→ BACAAN:
· · · · ·
Dalam kultur masyarakat jahiliah, melahirkan anak perempuan dianggap sebagai suatu bencana. Ibu adalah pembawa aib dan bencana bagi keluarga, kabilah, dan sukunya. Karenanya, mereka mengubur bayi-bayi perempuan mereka hidup-hidup. Hal ini sudah menjadi pemandangan sehari-hari yang sangat menyakitkan dan menyesakkan dada orang-orang yang sehat akalnya.
Banyak
di antara mereka yang melakukannya karena terpaksa. Mereka takut tercoreng nama
baiknya karena memiliki bayi perempuan. Sehingga pada prakteknya, anak
perempuan yang baru lahir itu ditunggu sampai berumur kira-kira 6 tahun,
kemudian diberi pakaian yang indah dan dirias agar tampak cantik. Kemudian anak
perempuan itu akan diajak ke gurun oleh ayahnya untuk menggali lubang. Setelah
lubangnya agak dalam, anak yang tak berdosa itu disuruh masuk dengan alasan
untuk bermain-main. Dan selanjutnya, sulit dibayangkan apa yang terjadi. Si
ayah pun mengubur anak perempuannya hidup-hidup.
· · · · ·
→ ISI DATASET:
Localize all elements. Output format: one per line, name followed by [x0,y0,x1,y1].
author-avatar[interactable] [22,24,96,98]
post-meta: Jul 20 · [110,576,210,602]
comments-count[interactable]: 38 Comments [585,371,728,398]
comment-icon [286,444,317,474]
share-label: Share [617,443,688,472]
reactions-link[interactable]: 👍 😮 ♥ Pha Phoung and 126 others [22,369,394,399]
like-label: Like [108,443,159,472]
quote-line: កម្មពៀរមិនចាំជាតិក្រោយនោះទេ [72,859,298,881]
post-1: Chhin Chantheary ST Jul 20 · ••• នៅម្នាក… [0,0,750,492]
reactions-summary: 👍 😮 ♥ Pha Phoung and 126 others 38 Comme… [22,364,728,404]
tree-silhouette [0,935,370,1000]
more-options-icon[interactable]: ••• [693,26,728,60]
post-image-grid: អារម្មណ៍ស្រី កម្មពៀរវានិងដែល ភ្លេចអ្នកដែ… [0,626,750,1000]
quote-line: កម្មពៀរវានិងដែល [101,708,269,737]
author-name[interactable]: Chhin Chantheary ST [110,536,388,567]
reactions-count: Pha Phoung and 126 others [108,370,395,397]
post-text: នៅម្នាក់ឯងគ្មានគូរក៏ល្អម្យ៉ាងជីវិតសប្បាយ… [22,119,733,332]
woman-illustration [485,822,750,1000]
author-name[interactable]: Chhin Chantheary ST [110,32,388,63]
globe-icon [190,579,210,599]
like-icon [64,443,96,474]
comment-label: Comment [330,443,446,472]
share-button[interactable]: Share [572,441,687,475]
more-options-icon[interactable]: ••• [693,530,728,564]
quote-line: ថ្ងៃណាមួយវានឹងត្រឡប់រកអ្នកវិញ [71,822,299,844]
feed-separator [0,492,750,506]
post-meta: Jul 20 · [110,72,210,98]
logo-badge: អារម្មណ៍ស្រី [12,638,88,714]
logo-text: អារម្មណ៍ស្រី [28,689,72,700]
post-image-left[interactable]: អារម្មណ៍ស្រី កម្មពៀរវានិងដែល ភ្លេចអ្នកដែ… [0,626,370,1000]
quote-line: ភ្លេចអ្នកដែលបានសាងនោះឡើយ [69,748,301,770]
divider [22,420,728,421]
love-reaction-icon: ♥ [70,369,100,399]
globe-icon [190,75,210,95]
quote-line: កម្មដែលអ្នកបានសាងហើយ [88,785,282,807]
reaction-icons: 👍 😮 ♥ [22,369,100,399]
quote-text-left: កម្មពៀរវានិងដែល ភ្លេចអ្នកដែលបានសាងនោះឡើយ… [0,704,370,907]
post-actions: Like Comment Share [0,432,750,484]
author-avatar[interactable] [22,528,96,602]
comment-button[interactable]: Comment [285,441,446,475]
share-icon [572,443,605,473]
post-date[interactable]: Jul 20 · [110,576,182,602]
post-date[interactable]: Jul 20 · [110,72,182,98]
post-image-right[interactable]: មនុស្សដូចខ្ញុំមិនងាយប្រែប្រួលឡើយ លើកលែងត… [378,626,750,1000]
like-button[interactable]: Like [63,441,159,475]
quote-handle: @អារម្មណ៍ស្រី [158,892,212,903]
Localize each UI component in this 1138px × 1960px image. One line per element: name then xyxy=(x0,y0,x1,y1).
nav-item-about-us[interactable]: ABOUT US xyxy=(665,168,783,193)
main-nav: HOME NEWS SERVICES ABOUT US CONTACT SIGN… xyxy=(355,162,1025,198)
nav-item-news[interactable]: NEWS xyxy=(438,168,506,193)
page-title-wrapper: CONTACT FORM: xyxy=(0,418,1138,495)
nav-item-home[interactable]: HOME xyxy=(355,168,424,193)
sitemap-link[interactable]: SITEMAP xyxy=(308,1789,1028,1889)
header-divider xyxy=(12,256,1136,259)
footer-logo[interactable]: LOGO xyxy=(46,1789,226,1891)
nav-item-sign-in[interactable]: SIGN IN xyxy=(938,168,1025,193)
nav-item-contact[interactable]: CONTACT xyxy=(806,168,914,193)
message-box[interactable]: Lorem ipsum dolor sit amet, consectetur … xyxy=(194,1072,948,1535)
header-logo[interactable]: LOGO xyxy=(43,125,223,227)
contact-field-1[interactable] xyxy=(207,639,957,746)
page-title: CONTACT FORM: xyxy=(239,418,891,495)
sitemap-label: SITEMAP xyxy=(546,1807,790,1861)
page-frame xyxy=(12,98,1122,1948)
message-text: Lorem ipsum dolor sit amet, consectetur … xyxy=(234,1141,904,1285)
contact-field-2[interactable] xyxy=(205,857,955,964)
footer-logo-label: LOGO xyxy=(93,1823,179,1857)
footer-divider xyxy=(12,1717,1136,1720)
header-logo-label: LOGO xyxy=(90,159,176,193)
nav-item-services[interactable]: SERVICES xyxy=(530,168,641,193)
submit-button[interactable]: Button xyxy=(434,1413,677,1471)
· · · · ·
→ SOAL LATIHAN:
**A)** Jawablah pertanyaan berikut berdasarkan bacaan tentang masyarakat jahiliah.
(i) Dalam kultur masyarakat jahiliah, melahirkan anak perempuan dianggap sebagai apa?
(ii) Anak perempuan yang baru lahir ditunggu sampai berumur kira-kira berapa tahun?
(iii) Dengan alasan apa anak itu disuruh masuk ke dalam lubang?
**B)** Kembalikan bagian bacaan tentang masyarakat jahiliah tanpa perubahan, dari "Dalam kultur masyarakat" sampai "yang sehat akalnya.".
**C)** Tuliskan lanjutan bacaan tentang masyarakat jahiliah, dimulai sesudah kalimat terakhirnya.
Entri-entri tersebut tidak berhubungan dengan bacaan tentang masyarakat jahiliah.

→ JAWABAN LATIHAN:
**A)**
(i) Melahirkan anak perempuan dianggap sebagai suatu bencana.
(ii) Anak itu ditunggu sampai berumur kira-kira 6 tahun.
(iii) Anak itu disuruh masuk dengan alasan untuk bermain-main.

**B)**
Dalam kultur masyarakat jahiliah, melahirkan anak perempuan dianggap sebagai suatu bencana. Ibu adalah pembawa aib dan bencana bagi keluarga, kabilah, dan sukunya. Karenanya, mereka mengubur bayi-bayi perempuan mereka hidup-hidup. Hal ini sudah menjadi pemandangan sehari-hari yang sangat menyakitkan dan menyesakkan dada orang-orang yang sehat akalnya.

**C)**
Di
tengah-tengah masyarakat yang seperti inilah, Nabi Muhammad shalallahu ‘alaihi
wassalam diutus dengan membawa agama yang mengajarkan bahwa perempuan wajib
dihormati, baik sebagai istri, ibu, saudara, atau anak. Sejak sebelum diangkat
menjadi rasul, Rasulullah telah memperlihatkan kepada masyarakatnya betapa anak
perempuan juga punya hak untuk mengecap kasih sayang orangtuanya sebagaimana
anak laki-laki.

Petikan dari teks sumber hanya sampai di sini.